-- begin DATA FOR THIS EXERCISE --
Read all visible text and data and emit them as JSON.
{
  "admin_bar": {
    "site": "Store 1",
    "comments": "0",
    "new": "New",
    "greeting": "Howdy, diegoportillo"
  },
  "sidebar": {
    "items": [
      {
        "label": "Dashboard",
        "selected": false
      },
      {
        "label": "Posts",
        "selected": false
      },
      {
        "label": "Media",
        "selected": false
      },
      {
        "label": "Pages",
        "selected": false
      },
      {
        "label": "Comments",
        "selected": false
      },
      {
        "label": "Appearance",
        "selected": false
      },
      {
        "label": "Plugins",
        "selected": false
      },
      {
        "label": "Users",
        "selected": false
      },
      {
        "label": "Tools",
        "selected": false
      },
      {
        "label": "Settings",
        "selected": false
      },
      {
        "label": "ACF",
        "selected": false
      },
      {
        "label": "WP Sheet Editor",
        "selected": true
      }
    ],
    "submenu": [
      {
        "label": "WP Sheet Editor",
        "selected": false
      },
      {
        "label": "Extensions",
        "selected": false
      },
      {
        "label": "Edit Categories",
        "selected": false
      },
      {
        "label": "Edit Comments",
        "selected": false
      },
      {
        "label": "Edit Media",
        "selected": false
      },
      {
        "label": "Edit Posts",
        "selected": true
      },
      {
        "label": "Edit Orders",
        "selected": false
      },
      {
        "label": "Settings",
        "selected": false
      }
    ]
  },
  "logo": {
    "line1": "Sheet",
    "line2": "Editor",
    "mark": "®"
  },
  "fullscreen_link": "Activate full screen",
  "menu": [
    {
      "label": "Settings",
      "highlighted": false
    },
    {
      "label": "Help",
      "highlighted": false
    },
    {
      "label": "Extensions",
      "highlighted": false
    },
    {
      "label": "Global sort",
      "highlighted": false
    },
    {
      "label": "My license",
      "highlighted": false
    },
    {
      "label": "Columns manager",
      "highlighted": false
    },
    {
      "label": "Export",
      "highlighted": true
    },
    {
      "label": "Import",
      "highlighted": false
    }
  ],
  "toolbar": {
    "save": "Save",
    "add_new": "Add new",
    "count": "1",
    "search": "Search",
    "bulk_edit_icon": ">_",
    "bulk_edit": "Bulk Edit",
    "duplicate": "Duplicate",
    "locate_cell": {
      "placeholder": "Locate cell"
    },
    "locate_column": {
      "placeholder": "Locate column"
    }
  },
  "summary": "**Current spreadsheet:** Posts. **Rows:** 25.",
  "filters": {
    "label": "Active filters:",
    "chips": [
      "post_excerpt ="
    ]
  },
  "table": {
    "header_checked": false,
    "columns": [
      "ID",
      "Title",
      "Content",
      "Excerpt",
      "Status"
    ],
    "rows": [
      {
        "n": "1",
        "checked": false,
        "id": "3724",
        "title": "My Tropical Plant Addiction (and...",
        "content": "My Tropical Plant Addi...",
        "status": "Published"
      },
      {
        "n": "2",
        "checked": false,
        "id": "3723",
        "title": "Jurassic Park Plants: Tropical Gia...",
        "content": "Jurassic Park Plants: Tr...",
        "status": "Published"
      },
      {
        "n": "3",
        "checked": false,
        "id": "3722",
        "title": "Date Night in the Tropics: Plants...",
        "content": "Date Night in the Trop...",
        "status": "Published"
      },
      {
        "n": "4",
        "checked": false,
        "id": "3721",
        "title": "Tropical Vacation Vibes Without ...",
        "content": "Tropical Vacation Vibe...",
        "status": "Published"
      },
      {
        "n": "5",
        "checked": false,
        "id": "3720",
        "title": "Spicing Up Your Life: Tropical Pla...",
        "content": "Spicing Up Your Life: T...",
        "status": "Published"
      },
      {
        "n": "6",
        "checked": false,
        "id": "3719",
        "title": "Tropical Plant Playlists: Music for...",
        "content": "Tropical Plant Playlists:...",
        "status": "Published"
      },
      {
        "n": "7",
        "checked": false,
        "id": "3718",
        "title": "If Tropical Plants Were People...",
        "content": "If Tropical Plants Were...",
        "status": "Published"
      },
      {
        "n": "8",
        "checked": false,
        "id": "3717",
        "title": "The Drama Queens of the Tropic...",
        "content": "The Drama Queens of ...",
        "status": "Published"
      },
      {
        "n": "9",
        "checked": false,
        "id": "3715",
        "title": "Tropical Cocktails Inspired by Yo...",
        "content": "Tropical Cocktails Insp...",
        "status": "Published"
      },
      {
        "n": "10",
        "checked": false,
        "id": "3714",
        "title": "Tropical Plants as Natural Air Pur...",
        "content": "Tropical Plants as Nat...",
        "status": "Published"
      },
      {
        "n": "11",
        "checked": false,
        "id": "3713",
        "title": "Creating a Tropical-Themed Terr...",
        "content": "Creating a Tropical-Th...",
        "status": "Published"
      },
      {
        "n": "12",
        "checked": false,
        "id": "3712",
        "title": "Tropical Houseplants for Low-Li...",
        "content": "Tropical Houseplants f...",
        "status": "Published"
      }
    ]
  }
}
-- end DATA FOR THIS EXERCISE --
**TASK REQUIREMENTS**
Restate every record exactly, leaving nothing out.

**OUTPUT FOR THIS EXERCISE**
Read all visible text and data and emit them as JSON.
{
  "admin_bar": {
    "site": "Store 1",
    "comments": "0",
    "new": "New",
    "greeting": "Howdy, diegoportillo"
  },
  "sidebar": {
    "items": [
      {
        "label": "Dashboard",
        "selected": false
      },
      {
        "label": "Posts",
        "selected": false
      },
      {
        "label": "Media",
        "selected": false
      },
      {
        "label": "Pages",
        "selected": false
      },
      {
        "label": "Comments",
        "selected": false
      },
      {
        "label": "Appearance",
        "selected": false
      },
      {
        "label": "Plugins",
        "selected": false
      },
      {
        "label": "Users",
        "selected": false
      },
      {
        "label": "Tools",
        "selected": false
      },
      {
        "label": "Settings",
        "selected": false
      },
      {
        "label": "ACF",
        "selected": false
      },
      {
        "label": "WP Sheet Editor",
        "selected": true
      }
    ],
    "submenu": [
      {
        "label": "WP Sheet Editor",
        "selected": false
      },
      {
        "label": "Extensions",
        "selected": false
      },
      {
        "label": "Edit Categories",
        "selected": false
      },
      {
        "label": "Edit Comments",
        "selected": false
      },
      {
        "label": "Edit Media",
        "selected": false
      },
      {
        "label": "Edit Posts",
        "selected": true
      },
      {
        "label": "Edit Orders",
        "selected": false
      },
      {
        "label": "Settings",
        "selected": false
      }
    ]
  },
  "logo": {
    "line1": "Sheet",
    "line2": "Editor",
    "mark": "®"
  },
  "fullscreen_link": "Activate full screen",
  "menu": [
    {
      "label": "Settings",
      "highlighted": false
    },
    {
      "label": "Help",
      "highlighted": false
    },
    {
      "label": "Extensions",
      "highlighted": false
    },
    {
      "label": "Global sort",
      "highlighted": false
    },
    {
      "label": "My license",
      "highlighted": false
    },
    {
      "label": "Columns manager",
      "highlighted": false
    },
    {
      "label": "Export",
      "highlighted": true
    },
    {
      "label": "Import",
      "highlighted": false
    }
  ],
  "toolbar": {
    "save": "Save",
    "add_new": "Add new",
    "count": "1",
    "search": "Search",
    "bulk_edit_icon": ">_",
    "bulk_edit": "Bulk Edit",
    "duplicate": "Duplicate",
    "locate_cell": {
      "placeholder": "Locate cell"
    },
    "locate_column": {
      "placeholder": "Locate column"
    }
  },
  "summary": "**Current spreadsheet:** Posts. **Rows:** 25.",
  "filters": {
    "label": "Active filters:",
    "chips": [
      "post_excerpt ="
    ]
  },
  "table": {
    "header_checked": false,
    "columns": [
      "ID",
      "Title",
      "Content",
      "Excerpt",
      "Status"
    ],
    "rows": [
      {
        "n": "1",
        "checked": false,
        "id": "3724",
        "title": "My Tropical Plant Addiction (and...",
        "content": "My Tropical Plant Addi...",
        "status": "Published"
      },
      {
        "n": "2",
        "checked": false,
        "id": "3723",
        "title": "Jurassic Park Plants: Tropical Gia...",
        "content": "Jurassic Park Plants: Tr...",
        "status": "Published"
      },
      {
        "n": "3",
        "checked": false,
        "id": "3722",
        "title": "Date Night in the Tropics: Plants...",
        "content": "Date Night in the Trop...",
        "status": "Published"
      },
      {
        "n": "4",
        "checked": false,
        "id": "3721",
        "title": "Tropical Vacation Vibes Without ...",
        "content": "Tropical Vacation Vibe...",
        "status": "Published"
      },
      {
        "n": "5",
        "checked": false,
        "id": "3720",
        "title": "Spicing Up Your Life: Tropical Pla...",
        "content": "Spicing Up Your Life: T...",
        "status": "Published"
      },
      {
        "n": "6",
        "checked": false,
        "id": "3719",
        "title": "Tropical Plant Playlists: Music for...",
        "content": "Tropical Plant Playlists:...",
        "status": "Published"
      },
      {
        "n": "7",
        "checked": false,
        "id": "3718",
        "title": "If Tropical Plants Were People...",
        "content": "If Tropical Plants Were...",
        "status": "Published"
      },
      {
        "n": "8",
        "checked": false,
        "id": "3717",
        "title": "The Drama Queens of the Tropic...",
        "content": "The Drama Queens of ...",
        "status": "Published"
      },
      {
        "n": "9",
        "checked": false,
        "id": "3715",
        "title": "Tropical Cocktails Inspired by Yo...",
        "content": "Tropical Cocktails Insp...",
        "status": "Published"
      },
      {
        "n": "10",
        "checked": false,
        "id": "3714",
        "title": "Tropical Plants as Natural Air Pur...",
        "content": "Tropical Plants as Nat...",
        "status": "Published"
      },
      {
        "n": "11",
        "checked": false,
        "id": "3713",
        "title": "Creating a Tropical-Themed Terr...",
        "content": "Creating a Tropical-Th...",
        "status": "Published"
      },
      {
        "n": "12",
        "checked": false,
        "id": "3712",
        "title": "Tropical Houseplants for Low-Li...",
        "content": "Tropical Houseplants f...",
        "status": "Published"
      }
    ]
  }
}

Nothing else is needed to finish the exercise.